Records from a collection of figures:

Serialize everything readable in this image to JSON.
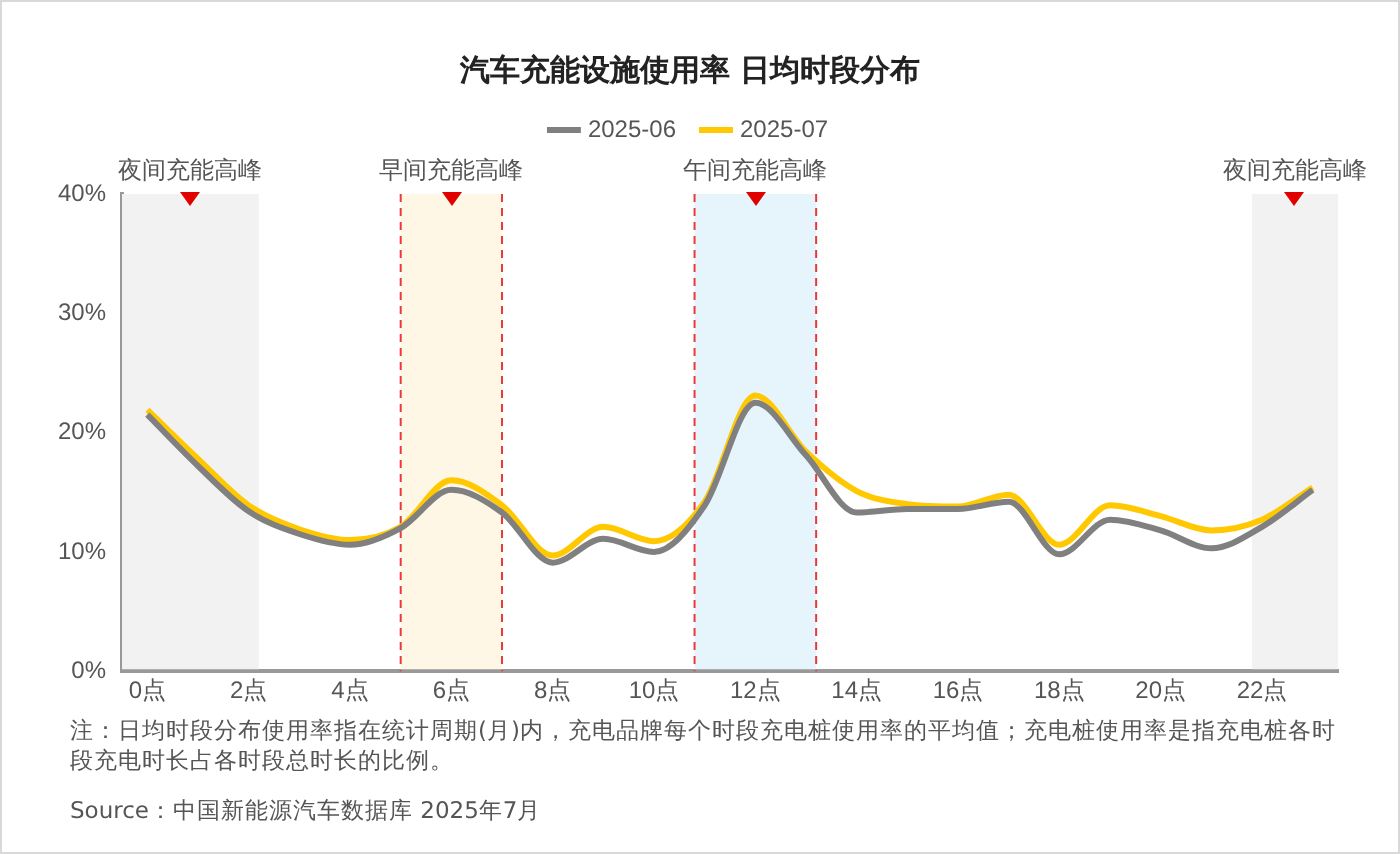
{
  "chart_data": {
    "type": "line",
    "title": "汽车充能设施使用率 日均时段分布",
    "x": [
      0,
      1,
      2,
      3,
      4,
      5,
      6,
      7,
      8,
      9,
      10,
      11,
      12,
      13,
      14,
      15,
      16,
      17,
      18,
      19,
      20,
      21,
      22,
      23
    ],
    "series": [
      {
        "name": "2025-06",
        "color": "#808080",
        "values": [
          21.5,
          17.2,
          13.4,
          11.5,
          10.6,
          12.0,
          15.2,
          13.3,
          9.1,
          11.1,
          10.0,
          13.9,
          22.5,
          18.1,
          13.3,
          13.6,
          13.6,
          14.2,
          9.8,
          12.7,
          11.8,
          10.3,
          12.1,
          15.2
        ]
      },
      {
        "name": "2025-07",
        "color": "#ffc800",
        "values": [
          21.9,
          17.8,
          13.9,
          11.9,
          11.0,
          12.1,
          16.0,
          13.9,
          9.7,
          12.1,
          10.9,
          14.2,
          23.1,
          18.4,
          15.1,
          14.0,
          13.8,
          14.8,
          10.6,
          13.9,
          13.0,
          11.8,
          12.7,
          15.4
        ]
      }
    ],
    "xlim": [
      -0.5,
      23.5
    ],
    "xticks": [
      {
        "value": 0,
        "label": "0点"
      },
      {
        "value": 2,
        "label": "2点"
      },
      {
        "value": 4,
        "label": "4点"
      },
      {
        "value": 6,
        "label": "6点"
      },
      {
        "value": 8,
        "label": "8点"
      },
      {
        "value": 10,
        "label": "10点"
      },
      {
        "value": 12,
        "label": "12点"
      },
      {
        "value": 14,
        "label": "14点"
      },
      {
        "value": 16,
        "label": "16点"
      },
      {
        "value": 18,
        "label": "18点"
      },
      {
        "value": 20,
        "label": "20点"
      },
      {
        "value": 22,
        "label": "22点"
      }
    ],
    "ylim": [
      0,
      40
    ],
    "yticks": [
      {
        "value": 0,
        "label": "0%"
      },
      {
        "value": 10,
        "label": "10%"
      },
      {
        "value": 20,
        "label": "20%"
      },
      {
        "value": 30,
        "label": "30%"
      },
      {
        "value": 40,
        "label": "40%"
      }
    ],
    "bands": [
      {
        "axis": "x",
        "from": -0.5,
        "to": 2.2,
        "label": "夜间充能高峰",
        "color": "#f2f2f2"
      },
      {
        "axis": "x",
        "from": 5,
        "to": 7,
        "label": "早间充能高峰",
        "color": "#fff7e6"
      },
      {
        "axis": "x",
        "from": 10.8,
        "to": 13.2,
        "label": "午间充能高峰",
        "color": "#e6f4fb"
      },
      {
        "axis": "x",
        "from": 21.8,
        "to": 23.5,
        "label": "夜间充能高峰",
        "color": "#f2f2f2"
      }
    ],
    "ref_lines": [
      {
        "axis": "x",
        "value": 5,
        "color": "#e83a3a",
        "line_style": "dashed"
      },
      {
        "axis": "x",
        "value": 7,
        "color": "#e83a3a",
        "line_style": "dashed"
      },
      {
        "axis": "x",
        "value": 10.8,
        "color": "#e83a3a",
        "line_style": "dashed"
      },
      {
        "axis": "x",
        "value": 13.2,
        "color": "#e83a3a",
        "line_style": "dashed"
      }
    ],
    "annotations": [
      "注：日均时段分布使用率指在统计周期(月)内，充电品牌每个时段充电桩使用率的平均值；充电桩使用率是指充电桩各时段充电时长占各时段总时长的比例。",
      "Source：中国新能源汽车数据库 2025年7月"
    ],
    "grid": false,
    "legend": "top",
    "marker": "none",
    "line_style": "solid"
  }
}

Exercise:
Leave out the pictures and repeat everything else in the records exactly.

Completed task:
Serialize everything readable in this image to JSON.
{
  "chart_data": {
    "type": "line",
    "title": "汽车充能设施使用率 日均时段分布",
    "x": [
      0,
      1,
      2,
      3,
      4,
      5,
      6,
      7,
      8,
      9,
      10,
      11,
      12,
      13,
      14,
      15,
      16,
      17,
      18,
      19,
      20,
      21,
      22,
      23
    ],
    "series": [
      {
        "name": "2025-06",
        "color": "#808080",
        "values": [
          21.5,
          17.2,
          13.4,
          11.5,
          10.6,
          12.0,
          15.2,
          13.3,
          9.1,
          11.1,
          10.0,
          13.9,
          22.5,
          18.1,
          13.3,
          13.6,
          13.6,
          14.2,
          9.8,
          12.7,
          11.8,
          10.3,
          12.1,
          15.2
        ]
      },
      {
        "name": "2025-07",
        "color": "#ffc800",
        "values": [
          21.9,
          17.8,
          13.9,
          11.9,
          11.0,
          12.1,
          16.0,
          13.9,
          9.7,
          12.1,
          10.9,
          14.2,
          23.1,
          18.4,
          15.1,
          14.0,
          13.8,
          14.8,
          10.6,
          13.9,
          13.0,
          11.8,
          12.7,
          15.4
        ]
      }
    ],
    "xlim": [
      -0.5,
      23.5
    ],
    "xticks": [
      {
        "value": 0,
        "label": "0点"
      },
      {
        "value": 2,
        "label": "2点"
      },
      {
        "value": 4,
        "label": "4点"
      },
      {
        "value": 6,
        "label": "6点"
      },
      {
        "value": 8,
        "label": "8点"
      },
      {
        "value": 10,
        "label": "10点"
      },
      {
        "value": 12,
        "label": "12点"
      },
      {
        "value": 14,
        "label": "14点"
      },
      {
        "value": 16,
        "label": "16点"
      },
      {
        "value": 18,
        "label": "18点"
      },
      {
        "value": 20,
        "label": "20点"
      },
      {
        "value": 22,
        "label": "22点"
      }
    ],
    "ylim": [
      0,
      40
    ],
    "yticks": [
      {
        "value": 0,
        "label": "0%"
      },
      {
        "value": 10,
        "label": "10%"
      },
      {
        "value": 20,
        "label": "20%"
      },
      {
        "value": 30,
        "label": "30%"
      },
      {
        "value": 40,
        "label": "40%"
      }
    ],
    "bands": [
      {
        "axis": "x",
        "from": -0.5,
        "to": 2.2,
        "label": "夜间充能高峰",
        "color": "#f2f2f2"
      },
      {
        "axis": "x",
        "from": 5,
        "to": 7,
        "label": "早间充能高峰",
        "color": "#fff7e6"
      },
      {
        "axis": "x",
        "from": 10.8,
        "to": 13.2,
        "label": "午间充能高峰",
        "color": "#e6f4fb"
      },
      {
        "axis": "x",
        "from": 21.8,
        "to": 23.5,
        "label": "夜间充能高峰",
        "color": "#f2f2f2"
      }
    ],
    "ref_lines": [
      {
        "axis": "x",
        "value": 5,
        "color": "#e83a3a",
        "line_style": "dashed"
      },
      {
        "axis": "x",
        "value": 7,
        "color": "#e83a3a",
        "line_style": "dashed"
      },
      {
        "axis": "x",
        "value": 10.8,
        "color": "#e83a3a",
        "line_style": "dashed"
      },
      {
        "axis": "x",
        "value": 13.2,
        "color": "#e83a3a",
        "line_style": "dashed"
      }
    ],
    "annotations": [
      "注：日均时段分布使用率指在统计周期(月)内，充电品牌每个时段充电桩使用率的平均值；充电桩使用率是指充电桩各时段充电时长占各时段总时长的比例。",
      "Source：中国新能源汽车数据库 2025年7月"
    ],
    "grid": false,
    "legend": "top",
    "marker": "none",
    "line_style": "solid"
  }
}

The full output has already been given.